◆ **EXERCISE AIM**: Rewrite every line from the one containing "spec-label: 产品认证 <box>88 1151 256 1184</box>" down to the one containing "table-row: 电源电源输入AC100-240V,50 /60HZ" as a Markdown table with the columns Number and Record line, numbering the rows and leaving out any blank lines.

[start DATA EXCERPTS]

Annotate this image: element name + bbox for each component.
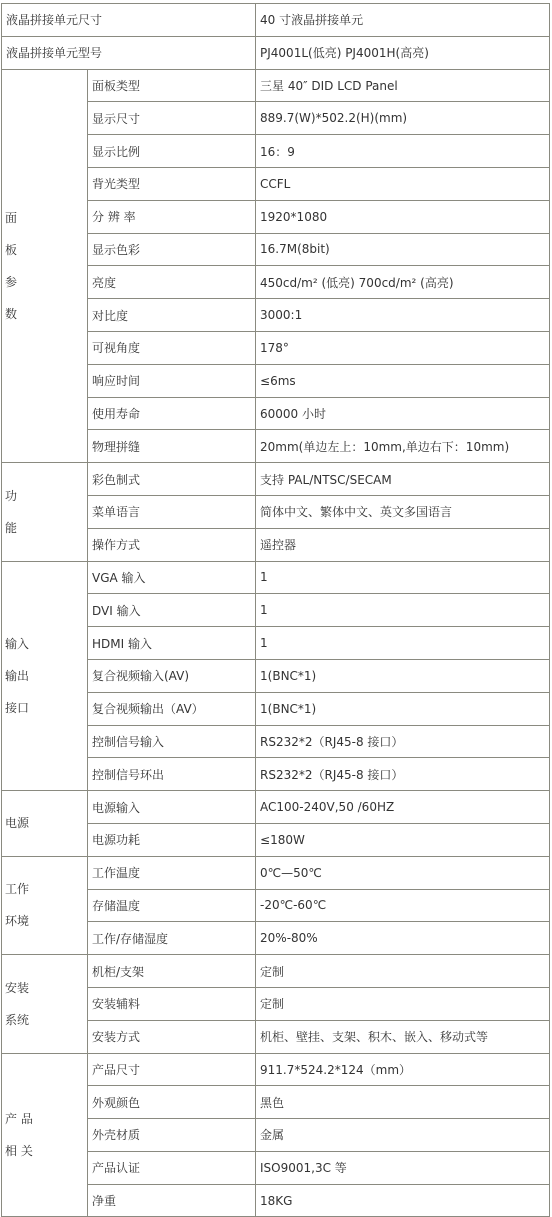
spec-label: 产品认证 <box>88 1151 256 1184</box>
spec-value: 支持 PAL/NTSC/SECAM <box>256 463 550 496</box>
spec-value: ≤180W <box>256 823 550 856</box>
spec-label: 工作/存储湿度 <box>88 922 256 955</box>
spec-label: 物理拼缝 <box>88 430 256 463</box>
spec-label: 显示比例 <box>88 135 256 168</box>
spec-label: 操作方式 <box>88 528 256 561</box>
spec-value: 遥控器 <box>256 528 550 561</box>
group-label-line: 系统 <box>5 1004 87 1036</box>
spec-value: 1 <box>256 594 550 627</box>
spec-label: 显示尺寸 <box>88 102 256 135</box>
header-row: 液晶拼接单元尺寸40 寸液晶拼接单元 <box>2 4 550 37</box>
table-row: 产 品相 关产品尺寸911.7*524.2*124（mm） <box>2 1053 550 1086</box>
group-label: 面板参数 <box>2 69 88 463</box>
spec-label: 液晶拼接单元型号 <box>2 36 256 69</box>
group-label-line: 能 <box>5 512 87 544</box>
spec-table: 液晶拼接单元尺寸40 寸液晶拼接单元液晶拼接单元型号PJ4001L(低亮) PJ… <box>1 3 550 1191</box>
spec-value: 20mm(单边左上：10mm,单边右下：10mm) <box>256 430 550 463</box>
spec-value: CCFL <box>256 167 550 200</box>
spec-label: 电源输入 <box>88 791 256 824</box>
group-label: 输入输出接口 <box>2 561 88 791</box>
spec-value: ≤6ms <box>256 364 550 397</box>
spec-value: -20℃-60℃ <box>256 889 550 922</box>
spec-label: 彩色制式 <box>88 463 256 496</box>
spec-value: 三星 40″ DID LCD Panel <box>256 69 550 102</box>
spec-label: 液晶拼接单元尺寸 <box>2 4 256 37</box>
group-label: 电源 <box>2 791 88 857</box>
spec-label: 外观颜色 <box>88 1086 256 1119</box>
spec-value: 定制 <box>256 955 550 988</box>
spec-value: 1(BNC*1) <box>256 659 550 692</box>
group-label-line: 板 <box>5 234 87 266</box>
spec-label: 菜单语言 <box>88 495 256 528</box>
spec-value: 金属 <box>256 1119 550 1152</box>
group-label-line: 产 品 <box>5 1103 87 1135</box>
spec-value: 0℃—50℃ <box>256 856 550 889</box>
spec-value: 178° <box>256 331 550 364</box>
spec-label: 复合视频输入(AV) <box>88 659 256 692</box>
spec-value: 20%-80% <box>256 922 550 955</box>
group-label: 产 品相 关 <box>2 1053 88 1191</box>
spec-value: 18KG <box>256 1184 550 1191</box>
table-row: 电源电源输入AC100-240V,50 /60HZ <box>2 791 550 824</box>
spec-label: 分 辨 率 <box>88 200 256 233</box>
spec-label: HDMI 输入 <box>88 627 256 660</box>
spec-label: 背光类型 <box>88 167 256 200</box>
spec-label: VGA 输入 <box>88 561 256 594</box>
group-label-line: 参 <box>5 266 87 298</box>
spec-label: 安装方式 <box>88 1020 256 1053</box>
spec-value: 40 寸液晶拼接单元 <box>256 4 550 37</box>
spec-value: 450cd/m² (低亮) 700cd/m² (高亮) <box>256 266 550 299</box>
spec-value: ISO9001,3C 等 <box>256 1151 550 1184</box>
spec-value: 1 <box>256 561 550 594</box>
table-row: 功能彩色制式支持 PAL/NTSC/SECAM <box>2 463 550 496</box>
spec-value: 黑色 <box>256 1086 550 1119</box>
spec-label: 响应时间 <box>88 364 256 397</box>
spec-value: 1(BNC*1) <box>256 692 550 725</box>
spec-label: 净重 <box>88 1184 256 1191</box>
spec-value: 16：9 <box>256 135 550 168</box>
spec-label: 使用寿命 <box>88 397 256 430</box>
group-label-line: 安装 <box>5 972 87 1004</box>
group-label-line: 数 <box>5 298 87 330</box>
spec-label: 复合视频输出（AV） <box>88 692 256 725</box>
spec-value: AC100-240V,50 /60HZ <box>256 791 550 824</box>
spec-label: 外壳材质 <box>88 1119 256 1152</box>
spec-label: 对比度 <box>88 299 256 332</box>
spec-value: 机柜、壁挂、支架、积木、嵌入、移动式等 <box>256 1020 550 1053</box>
group-label-line: 相 关 <box>5 1135 87 1167</box>
table-row: 输入输出接口VGA 输入1 <box>2 561 550 594</box>
group-label-line: 输出 <box>5 660 87 692</box>
spec-label: DVI 输入 <box>88 594 256 627</box>
table-row: 面板参数面板类型三星 40″ DID LCD Panel <box>2 69 550 102</box>
spec-value: 60000 小时 <box>256 397 550 430</box>
group-label-line: 环境 <box>5 905 87 937</box>
spec-value: 定制 <box>256 987 550 1020</box>
spec-label: 面板类型 <box>88 69 256 102</box>
spec-value: RS232*2（RJ45-8 接口） <box>256 758 550 791</box>
spec-value: 1920*1080 <box>256 200 550 233</box>
group-label-line: 输入 <box>5 628 87 660</box>
spec-label: 控制信号输入 <box>88 725 256 758</box>
header-row: 液晶拼接单元型号PJ4001L(低亮) PJ4001H(高亮) <box>2 36 550 69</box>
table-row: 安装系统机柜/支架定制 <box>2 955 550 988</box>
group-label-line: 工作 <box>5 873 87 905</box>
spec-label: 可视角度 <box>88 331 256 364</box>
spec-label: 控制信号环出 <box>88 758 256 791</box>
group-label: 安装系统 <box>2 955 88 1053</box>
spec-label: 工作温度 <box>88 856 256 889</box>
spec-label: 机柜/支架 <box>88 955 256 988</box>
spec-label: 安装辅料 <box>88 987 256 1020</box>
group-label-line: 功 <box>5 480 87 512</box>
spec-label: 显示色彩 <box>88 233 256 266</box>
spec-label: 存储温度 <box>88 889 256 922</box>
group-label-line: 接口 <box>5 692 87 724</box>
group-label-line: 电源 <box>5 807 87 839</box>
spec-value: PJ4001L(低亮) PJ4001H(高亮) <box>256 36 550 69</box>
spec-value: RS232*2（RJ45-8 接口） <box>256 725 550 758</box>
spec-value: 3000:1 <box>256 299 550 332</box>
group-label: 功能 <box>2 463 88 561</box>
table-row: 工作环境工作温度0℃—50℃ <box>2 856 550 889</box>
spec-value: 1 <box>256 627 550 660</box>
spec-label: 电源功耗 <box>88 823 256 856</box>
group-label-line: 面 <box>5 202 87 234</box>
spec-value: 889.7(W)*502.2(H)(mm) <box>256 102 550 135</box>
spec-label: 产品尺寸 <box>88 1053 256 1086</box>
spec-table-body: 液晶拼接单元尺寸40 寸液晶拼接单元液晶拼接单元型号PJ4001L(低亮) PJ… <box>2 4 550 1192</box>
spec-label: 亮度 <box>88 266 256 299</box>
spec-value: 911.7*524.2*124（mm） <box>256 1053 550 1086</box>
spec-value: 简体中文、繁体中文、英文多国语言 <box>256 495 550 528</box>
group-label: 工作环境 <box>2 856 88 954</box>
spec-value: 16.7M(8bit) <box>256 233 550 266</box>
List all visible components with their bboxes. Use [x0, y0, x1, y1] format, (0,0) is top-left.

[end DATA EXCERPTS]

◆ **RESULT OF THE EXERCISE**:
| Number | Record line |
|---|---|
| 1 | spec-label: 产品认证 <box>88 1151 256 1184</box> |
| 2 | spec-value: 支持 PAL/NTSC/SECAM <box>256 463 550 496</box> |
| 3 | spec-value: ≤180W <box>256 823 550 856</box> |
| 4 | spec-label: 工作/存储湿度 <box>88 922 256 955</box> |
| 5 | spec-label: 物理拼缝 <box>88 430 256 463</box> |
| 6 | spec-label: 显示比例 <box>88 135 256 168</box> |
| 7 | spec-label: 操作方式 <box>88 528 256 561</box> |
| 8 | spec-value: 遥控器 <box>256 528 550 561</box> |
| 9 | group-label-line: 系统 <box>5 1004 87 1036</box> |
| 10 | spec-value: 1 <box>256 594 550 627</box> |
| 11 | spec-label: 显示尺寸 <box>88 102 256 135</box> |
| 12 | header-row: 液晶拼接单元尺寸40 寸液晶拼接单元 <box>2 4 550 37</box> |
| 13 | table-row: 产 品相 关产品尺寸911.7*524.2*124（mm） <box>2 1053 550 1086</box> |
| 14 | group-label: 面板参数 <box>2 69 88 463</box> |
| 15 | spec-label: 液晶拼接单元型号 <box>2 36 256 69</box> |
| 16 | group-label-line: 能 <box>5 512 87 544</box> |
| 17 | spec-table: 液晶拼接单元尺寸40 寸液晶拼接单元液晶拼接单元型号PJ4001L(低亮) PJ… <box>1 3 550 1191</box> |
| 18 | spec-value: 20mm(单边左上：10mm,单边右下：10mm) <box>256 430 550 463</box> |
| 19 | spec-value: CCFL <box>256 167 550 200</box> |
| 20 | spec-label: 电源输入 <box>88 791 256 824</box> |
| 21 | group-label: 输入输出接口 <box>2 561 88 791</box> |
| 22 | spec-value: ≤6ms <box>256 364 550 397</box> |
| 23 | spec-value: -20℃-60℃ <box>256 889 550 922</box> |
| 24 | spec-label: 彩色制式 <box>88 463 256 496</box> |
| 25 | spec-value: 三星 40″ DID LCD Panel <box>256 69 550 102</box> |
| 26 | spec-label: 液晶拼接单元尺寸 <box>2 4 256 37</box> |
| 27 | group-label: 电源 <box>2 791 88 857</box> |
| 28 | spec-label: 外观颜色 <box>88 1086 256 1119</box> |
| 29 | spec-value: 定制 <box>256 955 550 988</box> |
| 30 | spec-value: 1(BNC*1) <box>256 659 550 692</box> |
| 31 | group-label-line: 板 <box>5 234 87 266</box> |
| 32 | spec-label: 菜单语言 <box>88 495 256 528</box> |
| 33 | spec-value: 金属 <box>256 1119 550 1152</box> |
| 34 | group-label-line: 产 品 <box>5 1103 87 1135</box> |
| 35 | spec-value: 0℃—50℃ <box>256 856 550 889</box> |
| 36 | spec-value: 178° <box>256 331 550 364</box> |
| 37 | spec-label: 复合视频输入(AV) <box>88 659 256 692</box> |
| 38 | spec-value: 20%-80% <box>256 922 550 955</box> |
| 39 | group-label: 产 品相 关 <box>2 1053 88 1191</box> |
| 40 | spec-value: 18KG <box>256 1184 550 1191</box> |
| 41 | table-row: 电源电源输入AC100-240V,50 /60HZ <box>2 791 550 824</box> |